■ **Instruction**: All of the material below is to be repeated exactly.
━━━ Listed entries ━━━
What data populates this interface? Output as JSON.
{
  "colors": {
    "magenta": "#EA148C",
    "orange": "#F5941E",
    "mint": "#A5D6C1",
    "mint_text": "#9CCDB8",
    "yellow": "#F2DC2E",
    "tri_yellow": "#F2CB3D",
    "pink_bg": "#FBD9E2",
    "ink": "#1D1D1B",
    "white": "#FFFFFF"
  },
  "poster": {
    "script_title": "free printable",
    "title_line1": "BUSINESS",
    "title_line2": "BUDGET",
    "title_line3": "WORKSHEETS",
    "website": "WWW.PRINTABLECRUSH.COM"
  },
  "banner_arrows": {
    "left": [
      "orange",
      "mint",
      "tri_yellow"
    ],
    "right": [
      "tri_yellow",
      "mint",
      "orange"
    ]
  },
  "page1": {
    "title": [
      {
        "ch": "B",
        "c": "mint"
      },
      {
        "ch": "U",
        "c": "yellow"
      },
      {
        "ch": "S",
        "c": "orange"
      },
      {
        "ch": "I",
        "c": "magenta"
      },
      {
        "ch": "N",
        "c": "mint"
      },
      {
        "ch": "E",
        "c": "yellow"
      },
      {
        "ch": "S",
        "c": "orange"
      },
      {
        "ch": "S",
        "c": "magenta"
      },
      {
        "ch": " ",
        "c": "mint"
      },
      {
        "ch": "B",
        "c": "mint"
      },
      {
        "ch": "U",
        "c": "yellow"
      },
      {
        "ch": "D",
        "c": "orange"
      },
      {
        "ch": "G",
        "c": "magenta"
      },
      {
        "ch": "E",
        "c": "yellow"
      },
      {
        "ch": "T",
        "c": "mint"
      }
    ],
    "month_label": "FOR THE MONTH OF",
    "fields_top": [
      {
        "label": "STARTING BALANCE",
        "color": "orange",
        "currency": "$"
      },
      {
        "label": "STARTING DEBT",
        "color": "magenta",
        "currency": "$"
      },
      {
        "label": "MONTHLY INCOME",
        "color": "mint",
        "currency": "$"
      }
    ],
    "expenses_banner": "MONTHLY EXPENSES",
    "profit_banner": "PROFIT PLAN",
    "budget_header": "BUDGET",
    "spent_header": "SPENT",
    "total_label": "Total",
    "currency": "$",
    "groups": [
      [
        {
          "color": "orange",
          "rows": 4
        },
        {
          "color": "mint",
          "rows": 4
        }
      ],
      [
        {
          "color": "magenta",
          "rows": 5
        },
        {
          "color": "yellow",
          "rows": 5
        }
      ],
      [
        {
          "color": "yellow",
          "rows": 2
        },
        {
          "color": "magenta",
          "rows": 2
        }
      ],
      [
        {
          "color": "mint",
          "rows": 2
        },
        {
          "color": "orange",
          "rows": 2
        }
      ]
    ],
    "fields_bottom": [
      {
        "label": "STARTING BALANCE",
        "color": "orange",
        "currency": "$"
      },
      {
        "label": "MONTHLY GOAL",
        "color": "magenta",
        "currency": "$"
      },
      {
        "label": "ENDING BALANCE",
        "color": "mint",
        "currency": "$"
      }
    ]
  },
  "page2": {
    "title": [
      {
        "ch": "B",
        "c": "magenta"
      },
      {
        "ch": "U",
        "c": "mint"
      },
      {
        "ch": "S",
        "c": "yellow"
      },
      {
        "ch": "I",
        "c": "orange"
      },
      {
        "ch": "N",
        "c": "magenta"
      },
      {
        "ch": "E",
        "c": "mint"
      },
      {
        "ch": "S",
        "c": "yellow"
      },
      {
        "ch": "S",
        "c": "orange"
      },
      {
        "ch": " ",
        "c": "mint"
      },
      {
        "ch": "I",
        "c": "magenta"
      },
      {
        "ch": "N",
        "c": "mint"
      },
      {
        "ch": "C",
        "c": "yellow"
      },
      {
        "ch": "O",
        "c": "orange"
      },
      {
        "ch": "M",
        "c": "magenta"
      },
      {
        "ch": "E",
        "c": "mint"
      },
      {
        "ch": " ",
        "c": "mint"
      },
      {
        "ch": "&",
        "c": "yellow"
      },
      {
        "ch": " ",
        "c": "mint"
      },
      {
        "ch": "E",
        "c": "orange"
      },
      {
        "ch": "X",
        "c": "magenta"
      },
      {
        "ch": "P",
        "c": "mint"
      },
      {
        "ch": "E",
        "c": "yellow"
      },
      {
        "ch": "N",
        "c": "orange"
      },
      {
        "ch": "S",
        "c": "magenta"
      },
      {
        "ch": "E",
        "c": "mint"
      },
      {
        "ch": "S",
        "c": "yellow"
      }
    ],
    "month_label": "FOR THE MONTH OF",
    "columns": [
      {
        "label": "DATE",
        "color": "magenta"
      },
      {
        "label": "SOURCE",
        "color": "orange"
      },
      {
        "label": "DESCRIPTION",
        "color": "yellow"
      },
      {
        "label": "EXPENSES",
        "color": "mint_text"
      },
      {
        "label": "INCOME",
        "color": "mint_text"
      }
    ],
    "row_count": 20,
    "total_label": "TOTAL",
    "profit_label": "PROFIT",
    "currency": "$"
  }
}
━━━
■ **Full output**:
What data populates this interface? Output as JSON.
{
  "colors": {
    "magenta": "#EA148C",
    "orange": "#F5941E",
    "mint": "#A5D6C1",
    "mint_text": "#9CCDB8",
    "yellow": "#F2DC2E",
    "tri_yellow": "#F2CB3D",
    "pink_bg": "#FBD9E2",
    "ink": "#1D1D1B",
    "white": "#FFFFFF"
  },
  "poster": {
    "script_title": "free printable",
    "title_line1": "BUSINESS",
    "title_line2": "BUDGET",
    "title_line3": "WORKSHEETS",
    "website": "WWW.PRINTABLECRUSH.COM"
  },
  "banner_arrows": {
    "left": [
      "orange",
      "mint",
      "tri_yellow"
    ],
    "right": [
      "tri_yellow",
      "mint",
      "orange"
    ]
  },
  "page1": {
    "title": [
      {
        "ch": "B",
        "c": "mint"
      },
      {
        "ch": "U",
        "c": "yellow"
      },
      {
        "ch": "S",
        "c": "orange"
      },
      {
        "ch": "I",
        "c": "magenta"
      },
      {
        "ch": "N",
        "c": "mint"
      },
      {
        "ch": "E",
        "c": "yellow"
      },
      {
        "ch": "S",
        "c": "orange"
      },
      {
        "ch": "S",
        "c": "magenta"
      },
      {
        "ch": " ",
        "c": "mint"
      },
      {
        "ch": "B",
        "c": "mint"
      },
      {
        "ch": "U",
        "c": "yellow"
      },
      {
        "ch": "D",
        "c": "orange"
      },
      {
        "ch": "G",
        "c": "magenta"
      },
      {
        "ch": "E",
        "c": "yellow"
      },
      {
        "ch": "T",
        "c": "mint"
      }
    ],
    "month_label": "FOR THE MONTH OF",
    "fields_top": [
      {
        "label": "STARTING BALANCE",
        "color": "orange",
        "currency": "$"
      },
      {
        "label": "STARTING DEBT",
        "color": "magenta",
        "currency": "$"
      },
      {
        "label": "MONTHLY INCOME",
        "color": "mint",
        "currency": "$"
      }
    ],
    "expenses_banner": "MONTHLY EXPENSES",
    "profit_banner": "PROFIT PLAN",
    "budget_header": "BUDGET",
    "spent_header": "SPENT",
    "total_label": "Total",
    "currency": "$",
    "groups": [
      [
        {
          "color": "orange",
          "rows": 4
        },
        {
          "color": "mint",
          "rows": 4
        }
      ],
      [
        {
          "color": "magenta",
          "rows": 5
        },
        {
          "color": "yellow",
          "rows": 5
        }
      ],
      [
        {
          "color": "yellow",
          "rows": 2
        },
        {
          "color": "magenta",
          "rows": 2
        }
      ],
      [
        {
          "color": "mint",
          "rows": 2
        },
        {
          "color": "orange",
          "rows": 2
        }
      ]
    ],
    "fields_bottom": [
      {
        "label": "STARTING BALANCE",
        "color": "orange",
        "currency": "$"
      },
      {
        "label": "MONTHLY GOAL",
        "color": "magenta",
        "currency": "$"
      },
      {
        "label": "ENDING BALANCE",
        "color": "mint",
        "currency": "$"
      }
    ]
  },
  "page2": {
    "title": [
      {
        "ch": "B",
        "c": "magenta"
      },
      {
        "ch": "U",
        "c": "mint"
      },
      {
        "ch": "S",
        "c": "yellow"
      },
      {
        "ch": "I",
        "c": "orange"
      },
      {
        "ch": "N",
        "c": "magenta"
      },
      {
        "ch": "E",
        "c": "mint"
      },
      {
        "ch": "S",
        "c": "yellow"
      },
      {
        "ch": "S",
        "c": "orange"
      },
      {
        "ch": " ",
        "c": "mint"
      },
      {
        "ch": "I",
        "c": "magenta"
      },
      {
        "ch": "N",
        "c": "mint"
      },
      {
        "ch": "C",
        "c": "yellow"
      },
      {
        "ch": "O",
        "c": "orange"
      },
      {
        "ch": "M",
        "c": "magenta"
      },
      {
        "ch": "E",
        "c": "mint"
      },
      {
        "ch": " ",
        "c": "mint"
      },
      {
        "ch": "&",
        "c": "yellow"
      },
      {
        "ch": " ",
        "c": "mint"
      },
      {
        "ch": "E",
        "c": "orange"
      },
      {
        "ch": "X",
        "c": "magenta"
      },
      {
        "ch": "P",
        "c": "mint"
      },
      {
        "ch": "E",
        "c": "yellow"
      },
      {
        "ch": "N",
        "c": "orange"
      },
      {
        "ch": "S",
        "c": "magenta"
      },
      {
        "ch": "E",
        "c": "mint"
      },
      {
        "ch": "S",
        "c": "yellow"
      }
    ],
    "month_label": "FOR THE MONTH OF",
    "columns": [
      {
        "label": "DATE",
        "color": "magenta"
      },
      {
        "label": "SOURCE",
        "color": "orange"
      },
      {
        "label": "DESCRIPTION",
        "color": "yellow"
      },
      {
        "label": "EXPENSES",
        "color": "mint_text"
      },
      {
        "label": "INCOME",
        "color": "mint_text"
      }
    ],
    "row_count": 20,
    "total_label": "TOTAL",
    "profit_label": "PROFIT",
    "currency": "$"
  }
}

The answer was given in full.